Problem =
For this exercise, repeat all of the material verbatim apart from its images.
Begin Data records
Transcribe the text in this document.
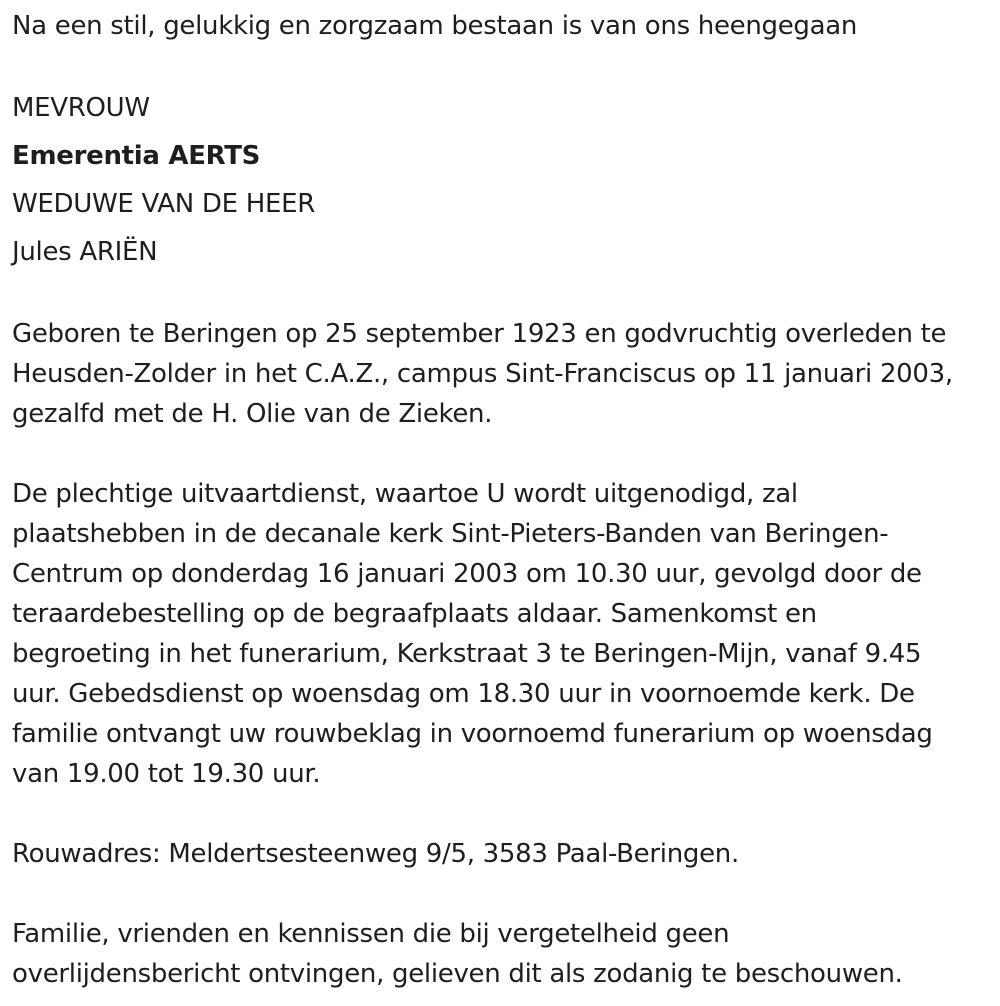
Na een stil, gelukkig en zorgzaam bestaan is van ons heengegaan

MEVROUW

Emerentia AERTS

WEDUWE VAN DE HEER

Jules ARIËN

Geboren te Beringen op 25 september 1923 en godvruchtig overleden te

Heusden-Zolder in het C.A.Z., campus Sint-Franciscus op 11 januari 2003,

gezalfd met de H. Olie van de Zieken.

De plechtige uitvaartdienst, waartoe U wordt uitgenodigd, zal

plaatshebben in de decanale kerk Sint-Pieters-Banden van Beringen-

Centrum op donderdag 16 januari 2003 om 10.30 uur, gevolgd door de

teraardebestelling op de begraafplaats aldaar. Samenkomst en

begroeting in het funerarium, Kerkstraat 3 te Beringen-Mijn, vanaf 9.45

uur. Gebedsdienst op woensdag om 18.30 uur in voornoemde kerk. De

familie ontvangt uw rouwbeklag in voornoemd funerarium op woensdag

van 19.00 tot 19.30 uur.

Rouwadres: Meldertsesteenweg 9/5, 3583 Paal-Beringen.

Familie, vrienden en kennissen die bij vergetelheid geen

overlijdensbericht ontvingen, gelieven dit als zodanig te beschouwen.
End Data records
Complete output =
Transcribe the text in this document.
Na een stil, gelukkig en zorgzaam bestaan is van ons heengegaan

MEVROUW

Emerentia AERTS

WEDUWE VAN DE HEER

Jules ARIËN

Geboren te Beringen op 25 september 1923 en godvruchtig overleden te

Heusden-Zolder in het C.A.Z., campus Sint-Franciscus op 11 januari 2003,

gezalfd met de H. Olie van de Zieken.

De plechtige uitvaartdienst, waartoe U wordt uitgenodigd, zal

plaatshebben in de decanale kerk Sint-Pieters-Banden van Beringen-

Centrum op donderdag 16 januari 2003 om 10.30 uur, gevolgd door de

teraardebestelling op de begraafplaats aldaar. Samenkomst en

begroeting in het funerarium, Kerkstraat 3 te Beringen-Mijn, vanaf 9.45

uur. Gebedsdienst op woensdag om 18.30 uur in voornoemde kerk. De

familie ontvangt uw rouwbeklag in voornoemd funerarium op woensdag

van 19.00 tot 19.30 uur.

Rouwadres: Meldertsesteenweg 9/5, 3583 Paal-Beringen.

Familie, vrienden en kennissen die bij vergetelheid geen

overlijdensbericht ontvingen, gelieven dit als zodanig te beschouwen.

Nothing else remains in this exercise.